(Stored dataset items)
::::::::::

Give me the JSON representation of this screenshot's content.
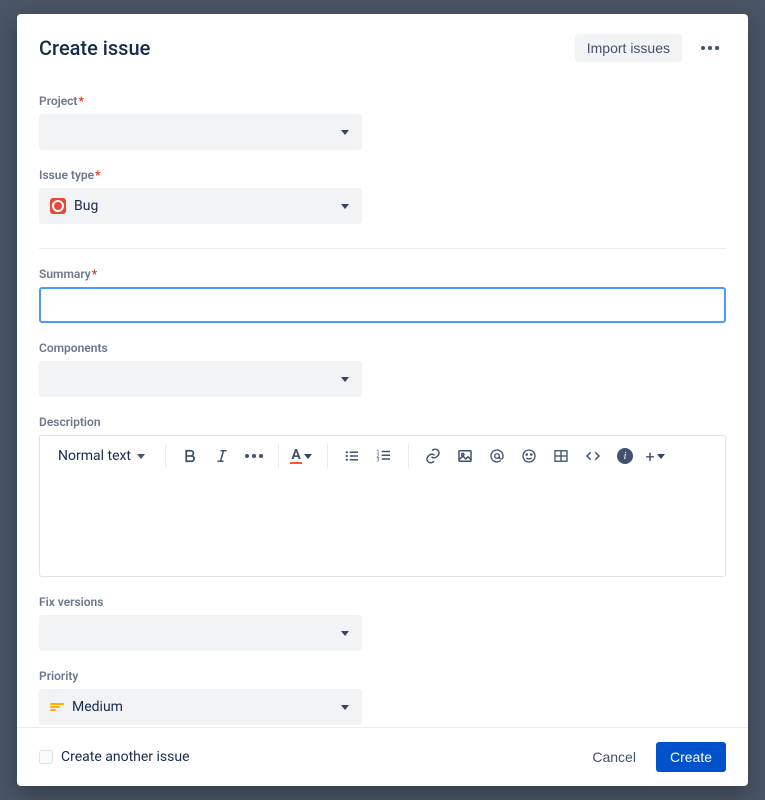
{
  "header": {
    "title": "Create issue",
    "import_label": "Import issues"
  },
  "fields": {
    "project": {
      "label": "Project",
      "value": ""
    },
    "issue_type": {
      "label": "Issue type",
      "value": "Bug"
    },
    "summary": {
      "label": "Summary",
      "value": ""
    },
    "components": {
      "label": "Components",
      "value": ""
    },
    "description": {
      "label": "Description"
    },
    "fix_versions": {
      "label": "Fix versions",
      "value": ""
    },
    "priority": {
      "label": "Priority",
      "value": "Medium"
    }
  },
  "editor": {
    "text_style": "Normal text"
  },
  "footer": {
    "create_another": "Create another issue",
    "cancel": "Cancel",
    "create": "Create"
  }
}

::::::::::

What is required:
Without the pictures, reproduce every line of the records above exactly.

Solution for this task:
Give me the JSON representation of this screenshot's content.
{
  "header": {
    "title": "Create issue",
    "import_label": "Import issues"
  },
  "fields": {
    "project": {
      "label": "Project",
      "value": ""
    },
    "issue_type": {
      "label": "Issue type",
      "value": "Bug"
    },
    "summary": {
      "label": "Summary",
      "value": ""
    },
    "components": {
      "label": "Components",
      "value": ""
    },
    "description": {
      "label": "Description"
    },
    "fix_versions": {
      "label": "Fix versions",
      "value": ""
    },
    "priority": {
      "label": "Priority",
      "value": "Medium"
    }
  },
  "editor": {
    "text_style": "Normal text"
  },
  "footer": {
    "create_another": "Create another issue",
    "cancel": "Cancel",
    "create": "Create"
  }
}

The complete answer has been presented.